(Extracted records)
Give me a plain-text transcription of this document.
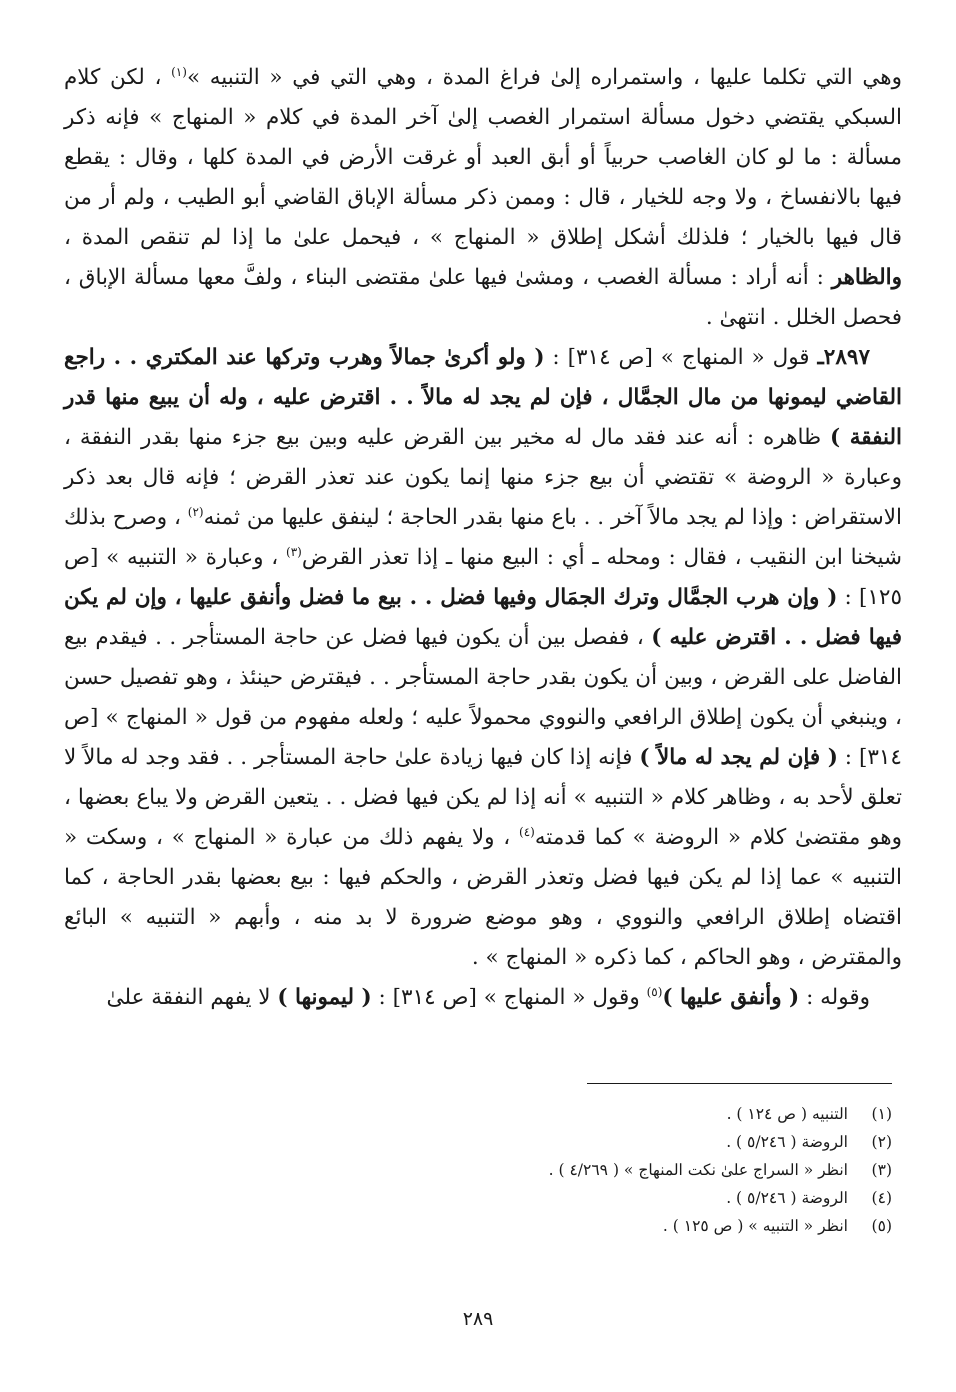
وهي التي تكلما عليها ، واستمراره إلىٰ فراغ المدة ، وهي التي في « التنبيه »$^{(١)}$ ، لكن كلام السبكي يقتضي دخول مسألة استمرار الغصب إلىٰ آخر المدة في كلام « المنهاج » فإنه ذكر مسألة : ما لو كان الغاصب حربياً أو أبق العبد أو غرقت الأرض في المدة كلها ، وقال : يقطع فيها بالانفساخ ، ولا وجه للخيار ، قال : وممن ذكر مسألة الإباق القاضي أبو الطيب ، ولم أر من قال فيها بالخيار ؛ فلذلك أشكل إطلاق « المنهاج » ، فيحمل علىٰ ما إذا لم تنقص المدة ، والظاهر : أنه أراد : مسألة الغصب ، ومشىٰ فيها علىٰ مقتضى البناء ، ولفَّ معها مسألة الإباق ، فحصل الخلل . انتهىٰ .

٢٨٩٧ـ قول « المنهاج » [ص ٣١٤] : ( ولو أكرىٰ جمالاً وهرب وتركها عند المكتري . . راجع القاضي ليمونها من مال الجمَّال ، فإن لم يجد له مالاً . . اقترض عليه ، وله أن يبيع منها قدر النفقة ) ظاهره : أنه عند فقد مال له مخير بين القرض عليه وبين بيع جزء منها بقدر النفقة ، وعبارة « الروضة » تقتضي أن بيع جزء منها إنما يكون عند تعذر القرض ؛ فإنه قال بعد ذكر الاستقراض : وإذا لم يجد مالاً آخر . . باع منها بقدر الحاجة ؛ لينفق عليها من ثمنه$^{(٢)}$ ، وصرح بذلك شيخنا ابن النقيب ، فقال : ومحله ـ أي : البيع منها ـ إذا تعذر القرض$^{(٣)}$ ، وعبارة « التنبيه » [ص ١٢٥] : ( وإن هرب الجمَّال وترك الجمَال وفيها فضل . . بيع ما فضل وأنفق عليها ، وإن لم يكن فيها فضل . . اقترض عليه ) ، ففصل بين أن يكون فيها فضل عن حاجة المستأجر . . فيقدم بيع الفاضل على القرض ، وبين أن يكون بقدر حاجة المستأجر . . فيقترض حينئذ ، وهو تفصيل حسن ، وينبغي أن يكون إطلاق الرافعي والنووي محمولاً عليه ؛ ولعله مفهوم من قول « المنهاج » [ص ٣١٤] : ( فإن لم يجد له مالاً ) فإنه إذا كان فيها زيادة علىٰ حاجة المستأجر . . فقد وجد له مالاً لا تعلق لأحد به ، وظاهر كلام « التنبيه » أنه إذا لم يكن فيها فضل . . يتعين القرض ولا يباع بعضها ، وهو مقتضىٰ كلام « الروضة » كما قدمته$^{(٤)}$ ، ولا يفهم ذلك من عبارة « المنهاج » ، وسكت « التنبيه » عما إذا لم يكن فيها فضل وتعذر القرض ، والحكم فيها : بيع بعضها بقدر الحاجة ، كما اقتضاه إطلاق الرافعي والنووي ، وهو موضع ضرورة لا بد منه ، وأبهم « التنبيه » البائع والمقترض ، وهو الحاكم ، كما ذكره « المنهاج » .

وقوله : ( وأنفق عليها )$^{(٥)}$ وقول « المنهاج » [ص ٣١٤] : ( ليمونها ) لا يفهم النفقة علىٰ

(١)
التنبيه ( ص ١٢٤ ) .
(٢)
الروضة ( ٥/٢٤٦ ) .
(٣)
انظر « السراج علىٰ نكت المنهاج » ( ٤/٢٦٩ ) .
(٤)
الروضة ( ٥/٢٤٦ ) .
(٥)
انظر « التنبيه » ( ص ١٢٥ ) .
٢٨٩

Exercise brief: Check each line of the data above for the word "انظر" and say how many lines have it. Give the number alone.

Expected answer: 2